# Where are my keys?



## CedarFurbaby (Jun 6, 2016)

I’m teaching Cedar to find my keys and as a first step I’ve asked him to hold them, and to pick them up from the floor. He can do these things with a toy so he learnt them quickly. Hopefully we will get to the end goal of helping me find my keys when I can’t find them! 

Anyone taught their dogs this?


----------



## Rob's GRs (Feb 25, 2007)

Never tried this. Hopefully it works out and not the opposite happens. I could see mine putting my keys elsewhere for only me later to try and figure out where they put them..... LOL


----------



## Charliethree (Jul 18, 2010)

I haven't taught finding the keys, but I have a friend who's dog was excellent at it. Since most dogs are not 'fond' of metal on their teeth, they put a cloth or leather 'tag' on the key set, which helped by holding their scent, and giving the dog a way to easily pick up the key set.


----------



## Neeko13 (Jul 10, 2010)

LOL... I havent had Neeko find my keys, but he has to find his collar and leash everytime we go for a walk.... He's good at that,and we drop it in different places, so he has to work for it... I love when I have to tell him its on the coffee table....he knows exactly what a coffee table is...goes right there, rooting around til he finds it.. I also ask him to get my boots, he will bring them, but sometimes he brings me my hubby's boots or my shoes....lol.... He's smarter than my son @ 15, who once I asked him to get me something off the coffeetable, and ten minutes later, he came to me, asked me what a coffee table was!!!! lol....kids.....


----------



## aesthetic (Apr 23, 2015)

One of the dog trainers where I train taught his dog to pick up his keys whenever he dropped them. There's no verbal cue attached, the dog is just trained to bring the keys to his owner whenever he finds them. I have no idea how he taught it, but I imagine you're on the right track!


----------



## puddles everywhere (May 13, 2016)

Sips will pick up anything I drop and happily return it. She brings me the dog bowls after they eat so I can wash them. Carries the empty water bottles to the trash, haven't mastered putting it in the trash yet but she stands in front of the cabinet waiting for me and hands it off.

########################################

### Task
In the forum thread about teaching a dog to find keys, what did Charliethree's friend put on the key set?

########################################

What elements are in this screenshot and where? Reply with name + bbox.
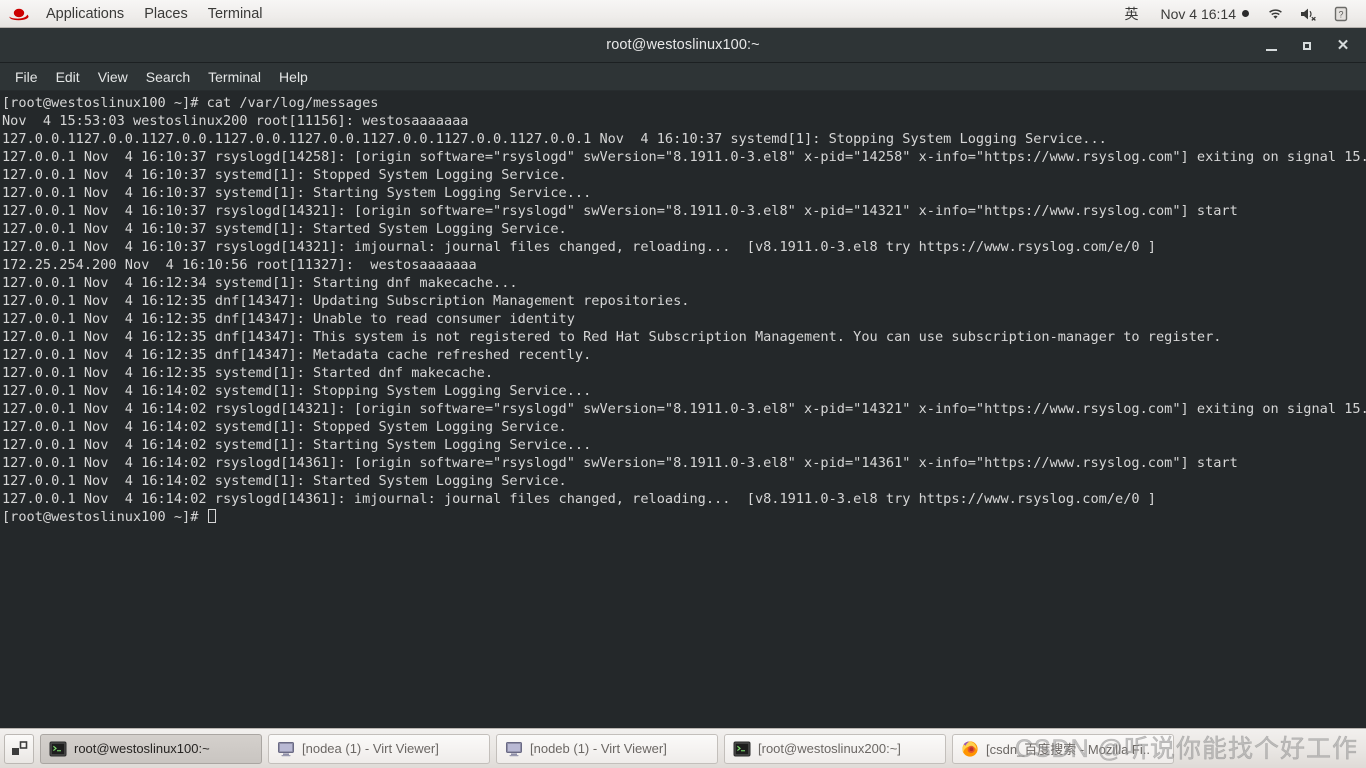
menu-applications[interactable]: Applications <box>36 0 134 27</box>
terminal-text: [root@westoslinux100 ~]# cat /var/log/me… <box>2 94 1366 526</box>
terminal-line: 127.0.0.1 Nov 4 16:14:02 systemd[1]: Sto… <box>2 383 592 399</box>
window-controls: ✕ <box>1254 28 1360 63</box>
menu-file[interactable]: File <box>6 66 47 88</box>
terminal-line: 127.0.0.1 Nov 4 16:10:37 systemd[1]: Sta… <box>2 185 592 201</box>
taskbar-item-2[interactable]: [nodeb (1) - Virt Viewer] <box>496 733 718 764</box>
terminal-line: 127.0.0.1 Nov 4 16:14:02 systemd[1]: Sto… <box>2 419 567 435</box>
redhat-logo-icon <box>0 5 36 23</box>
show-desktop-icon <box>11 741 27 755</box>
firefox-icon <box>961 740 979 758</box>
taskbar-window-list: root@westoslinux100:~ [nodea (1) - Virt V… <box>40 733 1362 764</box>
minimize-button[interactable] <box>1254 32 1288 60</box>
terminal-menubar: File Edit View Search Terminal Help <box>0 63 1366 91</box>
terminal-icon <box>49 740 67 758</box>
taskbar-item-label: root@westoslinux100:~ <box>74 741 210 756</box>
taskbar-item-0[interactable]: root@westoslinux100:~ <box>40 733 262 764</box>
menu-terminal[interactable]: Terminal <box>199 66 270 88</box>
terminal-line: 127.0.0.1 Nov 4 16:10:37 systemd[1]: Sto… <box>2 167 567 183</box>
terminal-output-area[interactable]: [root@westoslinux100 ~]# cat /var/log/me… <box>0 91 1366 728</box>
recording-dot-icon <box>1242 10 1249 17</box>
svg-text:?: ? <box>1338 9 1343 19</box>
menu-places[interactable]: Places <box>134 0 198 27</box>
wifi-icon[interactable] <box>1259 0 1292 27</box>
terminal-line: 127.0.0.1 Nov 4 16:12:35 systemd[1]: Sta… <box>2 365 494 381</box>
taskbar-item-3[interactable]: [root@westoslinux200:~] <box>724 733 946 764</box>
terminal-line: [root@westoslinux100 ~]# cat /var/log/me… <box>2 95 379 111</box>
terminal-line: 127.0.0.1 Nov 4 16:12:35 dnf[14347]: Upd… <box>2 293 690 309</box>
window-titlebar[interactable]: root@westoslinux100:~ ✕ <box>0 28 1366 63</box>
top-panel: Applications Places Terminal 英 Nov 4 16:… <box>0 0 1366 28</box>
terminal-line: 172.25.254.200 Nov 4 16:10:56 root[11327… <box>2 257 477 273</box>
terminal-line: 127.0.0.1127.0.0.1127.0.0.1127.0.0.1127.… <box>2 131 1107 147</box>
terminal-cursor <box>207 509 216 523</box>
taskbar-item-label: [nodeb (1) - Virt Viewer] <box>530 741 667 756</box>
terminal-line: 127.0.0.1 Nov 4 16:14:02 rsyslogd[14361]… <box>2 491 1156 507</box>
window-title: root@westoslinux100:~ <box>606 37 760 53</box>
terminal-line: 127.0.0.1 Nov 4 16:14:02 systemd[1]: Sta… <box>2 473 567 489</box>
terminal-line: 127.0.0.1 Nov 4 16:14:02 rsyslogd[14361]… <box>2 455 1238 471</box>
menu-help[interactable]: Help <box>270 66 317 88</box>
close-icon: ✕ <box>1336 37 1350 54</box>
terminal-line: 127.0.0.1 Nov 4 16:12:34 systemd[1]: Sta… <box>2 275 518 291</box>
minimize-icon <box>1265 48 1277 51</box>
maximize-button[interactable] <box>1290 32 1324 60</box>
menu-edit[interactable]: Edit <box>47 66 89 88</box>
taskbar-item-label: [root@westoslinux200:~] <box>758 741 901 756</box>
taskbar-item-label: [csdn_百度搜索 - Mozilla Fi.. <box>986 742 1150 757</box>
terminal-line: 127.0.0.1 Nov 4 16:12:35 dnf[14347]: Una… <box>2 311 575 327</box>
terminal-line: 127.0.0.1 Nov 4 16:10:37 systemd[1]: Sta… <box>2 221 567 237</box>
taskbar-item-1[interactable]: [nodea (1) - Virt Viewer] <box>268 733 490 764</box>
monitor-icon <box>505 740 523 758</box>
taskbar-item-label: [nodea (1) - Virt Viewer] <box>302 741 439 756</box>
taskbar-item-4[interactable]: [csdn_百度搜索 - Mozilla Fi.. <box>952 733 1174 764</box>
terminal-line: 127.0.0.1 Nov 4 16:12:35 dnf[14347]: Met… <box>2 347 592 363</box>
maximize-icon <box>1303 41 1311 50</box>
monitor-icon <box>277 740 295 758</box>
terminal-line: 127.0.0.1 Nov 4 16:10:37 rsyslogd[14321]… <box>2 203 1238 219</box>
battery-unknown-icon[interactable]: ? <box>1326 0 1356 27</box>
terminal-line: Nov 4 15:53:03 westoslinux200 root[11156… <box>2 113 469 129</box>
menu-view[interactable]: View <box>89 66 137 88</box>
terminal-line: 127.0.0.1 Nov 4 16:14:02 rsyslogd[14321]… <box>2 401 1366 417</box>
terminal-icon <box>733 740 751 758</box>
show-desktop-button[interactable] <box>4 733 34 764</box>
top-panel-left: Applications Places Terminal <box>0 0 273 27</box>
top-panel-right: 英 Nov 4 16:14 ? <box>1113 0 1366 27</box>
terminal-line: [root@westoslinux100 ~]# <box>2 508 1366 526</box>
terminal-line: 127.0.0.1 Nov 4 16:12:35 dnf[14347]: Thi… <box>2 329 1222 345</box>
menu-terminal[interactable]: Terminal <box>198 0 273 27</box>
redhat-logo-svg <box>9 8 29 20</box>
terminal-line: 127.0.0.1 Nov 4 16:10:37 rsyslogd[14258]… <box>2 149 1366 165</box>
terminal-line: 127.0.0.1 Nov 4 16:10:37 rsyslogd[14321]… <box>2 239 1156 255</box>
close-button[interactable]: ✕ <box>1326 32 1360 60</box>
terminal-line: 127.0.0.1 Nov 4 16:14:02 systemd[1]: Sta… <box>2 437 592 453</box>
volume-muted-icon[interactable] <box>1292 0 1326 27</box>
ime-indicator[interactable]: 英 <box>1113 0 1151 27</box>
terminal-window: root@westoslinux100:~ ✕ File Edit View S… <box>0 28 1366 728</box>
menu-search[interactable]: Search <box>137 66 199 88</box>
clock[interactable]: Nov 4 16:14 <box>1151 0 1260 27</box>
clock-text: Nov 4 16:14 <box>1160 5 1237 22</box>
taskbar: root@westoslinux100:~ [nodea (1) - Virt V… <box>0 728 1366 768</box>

########################################

### Expected answer
A cloth or leather tag.